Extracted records
#####
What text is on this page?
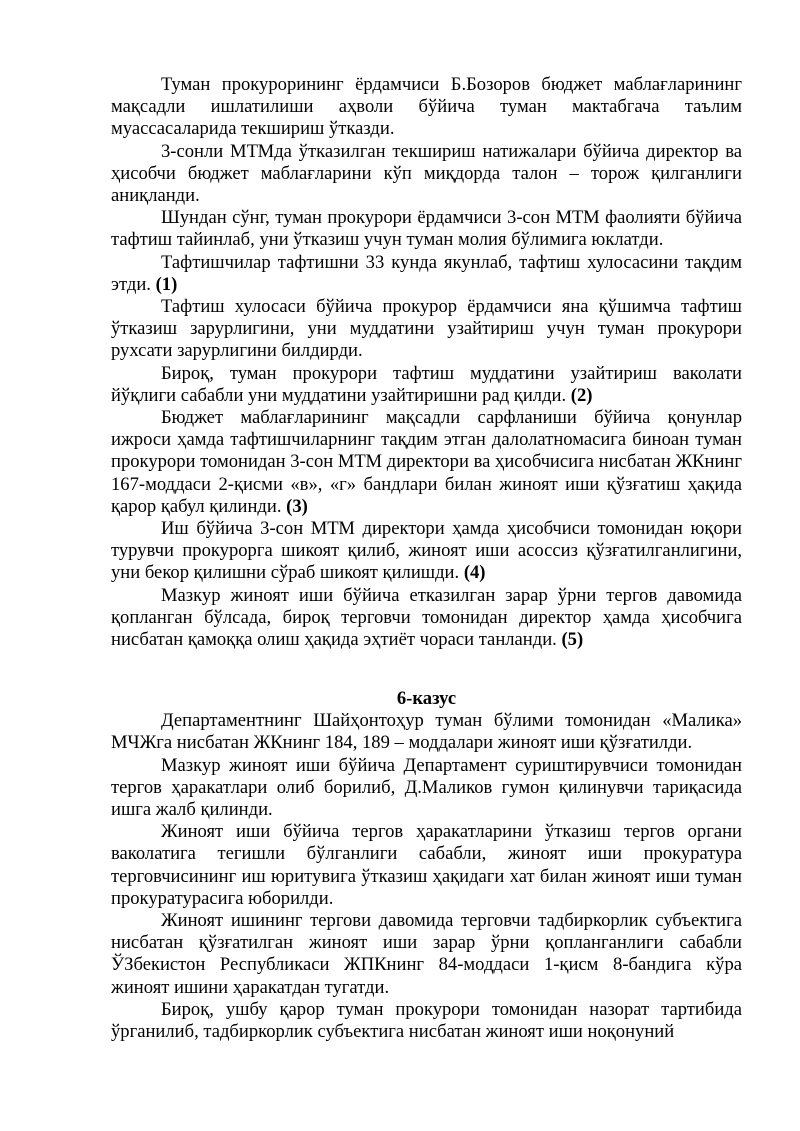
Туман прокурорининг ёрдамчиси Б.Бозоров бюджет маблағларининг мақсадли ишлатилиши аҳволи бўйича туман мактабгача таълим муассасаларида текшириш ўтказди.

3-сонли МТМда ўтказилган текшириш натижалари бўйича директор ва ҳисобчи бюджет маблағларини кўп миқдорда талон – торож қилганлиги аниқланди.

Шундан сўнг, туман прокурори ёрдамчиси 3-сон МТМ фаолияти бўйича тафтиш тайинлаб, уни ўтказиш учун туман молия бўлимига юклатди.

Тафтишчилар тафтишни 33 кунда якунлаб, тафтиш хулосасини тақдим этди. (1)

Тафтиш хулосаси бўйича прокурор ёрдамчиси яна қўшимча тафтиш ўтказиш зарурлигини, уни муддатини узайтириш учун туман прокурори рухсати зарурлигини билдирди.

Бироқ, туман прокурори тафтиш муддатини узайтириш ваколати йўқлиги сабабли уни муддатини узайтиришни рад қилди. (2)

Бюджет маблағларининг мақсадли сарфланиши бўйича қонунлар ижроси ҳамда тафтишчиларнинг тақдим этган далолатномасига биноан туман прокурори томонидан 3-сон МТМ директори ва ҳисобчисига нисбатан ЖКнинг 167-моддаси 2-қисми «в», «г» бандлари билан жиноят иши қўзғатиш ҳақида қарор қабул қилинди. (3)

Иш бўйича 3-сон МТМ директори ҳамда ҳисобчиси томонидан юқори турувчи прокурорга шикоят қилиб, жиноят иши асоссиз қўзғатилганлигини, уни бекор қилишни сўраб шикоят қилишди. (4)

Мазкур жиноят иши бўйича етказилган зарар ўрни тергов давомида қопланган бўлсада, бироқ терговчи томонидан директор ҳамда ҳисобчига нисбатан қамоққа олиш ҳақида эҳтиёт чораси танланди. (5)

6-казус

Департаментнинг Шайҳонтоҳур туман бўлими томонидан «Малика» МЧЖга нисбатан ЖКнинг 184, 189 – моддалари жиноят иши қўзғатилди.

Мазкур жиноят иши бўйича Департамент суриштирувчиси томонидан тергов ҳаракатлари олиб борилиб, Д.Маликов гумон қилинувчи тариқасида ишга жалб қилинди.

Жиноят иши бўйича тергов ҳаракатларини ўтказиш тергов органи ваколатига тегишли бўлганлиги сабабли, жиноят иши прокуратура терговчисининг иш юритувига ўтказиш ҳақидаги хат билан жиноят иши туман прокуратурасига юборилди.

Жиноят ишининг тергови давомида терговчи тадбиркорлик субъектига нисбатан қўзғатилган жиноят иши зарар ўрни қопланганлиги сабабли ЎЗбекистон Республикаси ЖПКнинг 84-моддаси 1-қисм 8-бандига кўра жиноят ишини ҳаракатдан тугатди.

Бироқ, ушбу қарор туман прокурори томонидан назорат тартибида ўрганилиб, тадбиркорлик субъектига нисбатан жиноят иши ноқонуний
#####
EXERCISE TASK -
Scan the material above for the word "директори". Copy each line where it occurs.

TASK ANSWER -
Бюджет маблағларининг мақсадли сарфланиши бўйича қонунлар ижроси ҳамда тафтишчиларнинг тақдим этган далолатномасига биноан туман прокурори томонидан 3-сон МТМ директори ва ҳисобчисига нисбатан ЖКнинг 167-моддаси 2-қисми «в», «г» бандлари билан жиноят иши қўзғатиш ҳақида қарор қабул қилинди. (3)
Иш бўйича 3-сон МТМ директори ҳамда ҳисобчиси томонидан юқори турувчи прокурорга шикоят қилиб, жиноят иши асоссиз қўзғатилганлигини, уни бекор қилишни сўраб шикоят қилишди. (4)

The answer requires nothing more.